**EXERCISE DIRECTIONS:**
Take the entries below and reproduce them word for word.

***** SUPPLIED RECORDS

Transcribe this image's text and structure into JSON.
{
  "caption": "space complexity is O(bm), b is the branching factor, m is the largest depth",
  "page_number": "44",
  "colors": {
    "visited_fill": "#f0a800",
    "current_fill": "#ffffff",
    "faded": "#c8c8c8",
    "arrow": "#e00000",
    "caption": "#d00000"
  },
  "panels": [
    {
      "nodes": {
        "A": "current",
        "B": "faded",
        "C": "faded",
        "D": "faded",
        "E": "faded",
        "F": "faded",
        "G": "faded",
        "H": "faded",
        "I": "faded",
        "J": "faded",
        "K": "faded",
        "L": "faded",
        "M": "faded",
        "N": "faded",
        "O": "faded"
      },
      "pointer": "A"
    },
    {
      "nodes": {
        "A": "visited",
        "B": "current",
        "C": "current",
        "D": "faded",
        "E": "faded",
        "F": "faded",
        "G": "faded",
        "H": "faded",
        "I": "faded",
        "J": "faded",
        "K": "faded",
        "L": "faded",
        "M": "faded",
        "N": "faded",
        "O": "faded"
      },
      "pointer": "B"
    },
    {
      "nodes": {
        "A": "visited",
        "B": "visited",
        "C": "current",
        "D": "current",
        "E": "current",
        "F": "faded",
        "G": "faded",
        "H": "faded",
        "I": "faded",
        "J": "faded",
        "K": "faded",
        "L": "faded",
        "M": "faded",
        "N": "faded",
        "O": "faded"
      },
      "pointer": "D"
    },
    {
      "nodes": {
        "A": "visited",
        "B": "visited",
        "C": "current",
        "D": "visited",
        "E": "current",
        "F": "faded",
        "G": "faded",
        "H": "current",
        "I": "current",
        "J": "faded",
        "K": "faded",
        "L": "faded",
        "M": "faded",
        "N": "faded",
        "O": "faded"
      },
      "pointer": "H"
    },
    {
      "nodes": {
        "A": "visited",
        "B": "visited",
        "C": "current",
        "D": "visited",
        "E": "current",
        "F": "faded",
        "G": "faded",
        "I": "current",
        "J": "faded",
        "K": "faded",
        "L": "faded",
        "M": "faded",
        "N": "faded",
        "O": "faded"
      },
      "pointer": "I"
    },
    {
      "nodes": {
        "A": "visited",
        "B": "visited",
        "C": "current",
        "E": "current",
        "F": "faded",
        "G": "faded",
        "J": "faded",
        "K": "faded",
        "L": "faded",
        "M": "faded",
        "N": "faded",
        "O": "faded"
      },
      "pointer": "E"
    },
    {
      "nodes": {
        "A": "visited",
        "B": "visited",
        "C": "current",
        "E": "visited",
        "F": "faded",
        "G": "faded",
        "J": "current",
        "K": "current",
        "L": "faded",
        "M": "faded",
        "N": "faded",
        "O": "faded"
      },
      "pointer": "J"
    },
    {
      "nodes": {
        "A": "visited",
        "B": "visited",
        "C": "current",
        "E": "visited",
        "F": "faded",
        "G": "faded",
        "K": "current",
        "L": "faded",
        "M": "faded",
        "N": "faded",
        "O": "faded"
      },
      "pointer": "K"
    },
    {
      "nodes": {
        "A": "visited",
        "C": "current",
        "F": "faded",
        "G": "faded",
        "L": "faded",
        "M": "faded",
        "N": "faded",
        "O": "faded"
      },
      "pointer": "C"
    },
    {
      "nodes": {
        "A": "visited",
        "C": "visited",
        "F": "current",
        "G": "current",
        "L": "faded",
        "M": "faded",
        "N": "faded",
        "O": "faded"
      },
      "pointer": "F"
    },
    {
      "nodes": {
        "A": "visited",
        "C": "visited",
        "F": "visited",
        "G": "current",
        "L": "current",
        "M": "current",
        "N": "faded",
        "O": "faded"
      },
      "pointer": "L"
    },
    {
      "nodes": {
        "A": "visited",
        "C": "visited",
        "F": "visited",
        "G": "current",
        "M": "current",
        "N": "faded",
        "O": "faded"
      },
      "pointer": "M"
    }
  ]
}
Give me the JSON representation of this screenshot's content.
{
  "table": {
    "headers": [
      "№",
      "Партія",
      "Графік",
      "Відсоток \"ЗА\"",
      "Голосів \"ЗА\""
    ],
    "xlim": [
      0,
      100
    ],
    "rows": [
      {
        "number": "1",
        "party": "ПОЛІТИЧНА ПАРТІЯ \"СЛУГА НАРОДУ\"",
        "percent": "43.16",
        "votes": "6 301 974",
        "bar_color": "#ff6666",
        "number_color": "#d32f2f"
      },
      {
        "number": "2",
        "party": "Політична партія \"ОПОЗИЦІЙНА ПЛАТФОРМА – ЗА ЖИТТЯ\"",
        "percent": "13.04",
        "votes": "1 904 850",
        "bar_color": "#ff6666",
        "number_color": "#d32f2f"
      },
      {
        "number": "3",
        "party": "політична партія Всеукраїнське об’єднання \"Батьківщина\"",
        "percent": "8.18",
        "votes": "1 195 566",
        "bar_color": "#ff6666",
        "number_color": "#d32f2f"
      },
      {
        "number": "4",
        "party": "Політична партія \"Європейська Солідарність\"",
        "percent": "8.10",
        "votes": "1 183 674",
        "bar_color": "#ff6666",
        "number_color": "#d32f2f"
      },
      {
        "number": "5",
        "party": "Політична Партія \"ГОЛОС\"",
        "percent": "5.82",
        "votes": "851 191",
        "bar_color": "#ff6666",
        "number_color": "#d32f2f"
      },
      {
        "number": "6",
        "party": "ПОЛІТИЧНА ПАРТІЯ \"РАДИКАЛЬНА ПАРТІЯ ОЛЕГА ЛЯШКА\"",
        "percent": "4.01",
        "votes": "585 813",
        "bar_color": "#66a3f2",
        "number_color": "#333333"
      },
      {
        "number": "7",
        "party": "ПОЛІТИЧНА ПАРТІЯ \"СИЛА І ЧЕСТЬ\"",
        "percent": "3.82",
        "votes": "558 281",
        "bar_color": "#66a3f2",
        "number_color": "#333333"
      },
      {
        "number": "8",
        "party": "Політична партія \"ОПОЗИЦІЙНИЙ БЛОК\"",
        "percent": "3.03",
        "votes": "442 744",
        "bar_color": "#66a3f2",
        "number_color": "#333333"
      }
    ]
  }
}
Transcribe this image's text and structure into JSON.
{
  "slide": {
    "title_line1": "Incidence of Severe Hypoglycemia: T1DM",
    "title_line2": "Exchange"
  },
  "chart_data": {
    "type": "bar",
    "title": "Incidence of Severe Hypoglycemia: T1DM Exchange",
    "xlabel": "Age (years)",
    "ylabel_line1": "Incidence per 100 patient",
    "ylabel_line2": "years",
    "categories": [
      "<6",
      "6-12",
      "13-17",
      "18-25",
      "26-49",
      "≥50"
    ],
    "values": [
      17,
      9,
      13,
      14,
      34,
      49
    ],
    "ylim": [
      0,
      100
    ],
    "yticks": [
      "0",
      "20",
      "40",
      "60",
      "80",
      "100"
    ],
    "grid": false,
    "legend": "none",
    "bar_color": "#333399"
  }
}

**********

**WRITTEN ANSWER:**
Transcribe this image's text and structure into JSON.
{
  "caption": "space complexity is O(bm), b is the branching factor, m is the largest depth",
  "page_number": "44",
  "colors": {
    "visited_fill": "#f0a800",
    "current_fill": "#ffffff",
    "faded": "#c8c8c8",
    "arrow": "#e00000",
    "caption": "#d00000"
  },
  "panels": [
    {
      "nodes": {
        "A": "current",
        "B": "faded",
        "C": "faded",
        "D": "faded",
        "E": "faded",
        "F": "faded",
        "G": "faded",
        "H": "faded",
        "I": "faded",
        "J": "faded",
        "K": "faded",
        "L": "faded",
        "M": "faded",
        "N": "faded",
        "O": "faded"
      },
      "pointer": "A"
    },
    {
      "nodes": {
        "A": "visited",
        "B": "current",
        "C": "current",
        "D": "faded",
        "E": "faded",
        "F": "faded",
        "G": "faded",
        "H": "faded",
        "I": "faded",
        "J": "faded",
        "K": "faded",
        "L": "faded",
        "M": "faded",
        "N": "faded",
        "O": "faded"
      },
      "pointer": "B"
    },
    {
      "nodes": {
        "A": "visited",
        "B": "visited",
        "C": "current",
        "D": "current",
        "E": "current",
        "F": "faded",
        "G": "faded",
        "H": "faded",
        "I": "faded",
        "J": "faded",
        "K": "faded",
        "L": "faded",
        "M": "faded",
        "N": "faded",
        "O": "faded"
      },
      "pointer": "D"
    },
    {
      "nodes": {
        "A": "visited",
        "B": "visited",
        "C": "current",
        "D": "visited",
        "E": "current",
        "F": "faded",
        "G": "faded",
        "H": "current",
        "I": "current",
        "J": "faded",
        "K": "faded",
        "L": "faded",
        "M": "faded",
        "N": "faded",
        "O": "faded"
      },
      "pointer": "H"
    },
    {
      "nodes": {
        "A": "visited",
        "B": "visited",
        "C": "current",
        "D": "visited",
        "E": "current",
        "F": "faded",
        "G": "faded",
        "I": "current",
        "J": "faded",
        "K": "faded",
        "L": "faded",
        "M": "faded",
        "N": "faded",
        "O": "faded"
      },
      "pointer": "I"
    },
    {
      "nodes": {
        "A": "visited",
        "B": "visited",
        "C": "current",
        "E": "current",
        "F": "faded",
        "G": "faded",
        "J": "faded",
        "K": "faded",
        "L": "faded",
        "M": "faded",
        "N": "faded",
        "O": "faded"
      },
      "pointer": "E"
    },
    {
      "nodes": {
        "A": "visited",
        "B": "visited",
        "C": "current",
        "E": "visited",
        "F": "faded",
        "G": "faded",
        "J": "current",
        "K": "current",
        "L": "faded",
        "M": "faded",
        "N": "faded",
        "O": "faded"
      },
      "pointer": "J"
    },
    {
      "nodes": {
        "A": "visited",
        "B": "visited",
        "C": "current",
        "E": "visited",
        "F": "faded",
        "G": "faded",
        "K": "current",
        "L": "faded",
        "M": "faded",
        "N": "faded",
        "O": "faded"
      },
      "pointer": "K"
    },
    {
      "nodes": {
        "A": "visited",
        "C": "current",
        "F": "faded",
        "G": "faded",
        "L": "faded",
        "M": "faded",
        "N": "faded",
        "O": "faded"
      },
      "pointer": "C"
    },
    {
      "nodes": {
        "A": "visited",
        "C": "visited",
        "F": "current",
        "G": "current",
        "L": "faded",
        "M": "faded",
        "N": "faded",
        "O": "faded"
      },
      "pointer": "F"
    },
    {
      "nodes": {
        "A": "visited",
        "C": "visited",
        "F": "visited",
        "G": "current",
        "L": "current",
        "M": "current",
        "N": "faded",
        "O": "faded"
      },
      "pointer": "L"
    },
    {
      "nodes": {
        "A": "visited",
        "C": "visited",
        "F": "visited",
        "G": "current",
        "M": "current",
        "N": "faded",
        "O": "faded"
      },
      "pointer": "M"
    }
  ]
}
Give me the JSON representation of this screenshot's content.
{
  "table": {
    "headers": [
      "№",
      "Партія",
      "Графік",
      "Відсоток \"ЗА\"",
      "Голосів \"ЗА\""
    ],
    "xlim": [
      0,
      100
    ],
    "rows": [
      {
        "number": "1",
        "party": "ПОЛІТИЧНА ПАРТІЯ \"СЛУГА НАРОДУ\"",
        "percent": "43.16",
        "votes": "6 301 974",
        "bar_color": "#ff6666",
        "number_color": "#d32f2f"
      },
      {
        "number": "2",
        "party": "Політична партія \"ОПОЗИЦІЙНА ПЛАТФОРМА – ЗА ЖИТТЯ\"",
        "percent": "13.04",
        "votes": "1 904 850",
        "bar_color": "#ff6666",
        "number_color": "#d32f2f"
      },
      {
        "number": "3",
        "party": "політична партія Всеукраїнське об’єднання \"Батьківщина\"",
        "percent": "8.18",
        "votes": "1 195 566",
        "bar_color": "#ff6666",
        "number_color": "#d32f2f"
      },
      {
        "number": "4",
        "party": "Політична партія \"Європейська Солідарність\"",
        "percent": "8.10",
        "votes": "1 183 674",
        "bar_color": "#ff6666",
        "number_color": "#d32f2f"
      },
      {
        "number": "5",
        "party": "Політична Партія \"ГОЛОС\"",
        "percent": "5.82",
        "votes": "851 191",
        "bar_color": "#ff6666",
        "number_color": "#d32f2f"
      },
      {
        "number": "6",
        "party": "ПОЛІТИЧНА ПАРТІЯ \"РАДИКАЛЬНА ПАРТІЯ ОЛЕГА ЛЯШКА\"",
        "percent": "4.01",
        "votes": "585 813",
        "bar_color": "#66a3f2",
        "number_color": "#333333"
      },
      {
        "number": "7",
        "party": "ПОЛІТИЧНА ПАРТІЯ \"СИЛА І ЧЕСТЬ\"",
        "percent": "3.82",
        "votes": "558 281",
        "bar_color": "#66a3f2",
        "number_color": "#333333"
      },
      {
        "number": "8",
        "party": "Політична партія \"ОПОЗИЦІЙНИЙ БЛОК\"",
        "percent": "3.03",
        "votes": "442 744",
        "bar_color": "#66a3f2",
        "number_color": "#333333"
      }
    ]
  }
}
Transcribe this image's text and structure into JSON.
{
  "slide": {
    "title_line1": "Incidence of Severe Hypoglycemia: T1DM",
    "title_line2": "Exchange"
  },
  "chart_data": {
    "type": "bar",
    "title": "Incidence of Severe Hypoglycemia: T1DM Exchange",
    "xlabel": "Age (years)",
    "ylabel_line1": "Incidence per 100 patient",
    "ylabel_line2": "years",
    "categories": [
      "<6",
      "6-12",
      "13-17",
      "18-25",
      "26-49",
      "≥50"
    ],
    "values": [
      17,
      9,
      13,
      14,
      34,
      49
    ],
    "ylim": [
      0,
      100
    ],
    "yticks": [
      "0",
      "20",
      "40",
      "60",
      "80",
      "100"
    ],
    "grid": false,
    "legend": "none",
    "bar_color": "#333399"
  }
}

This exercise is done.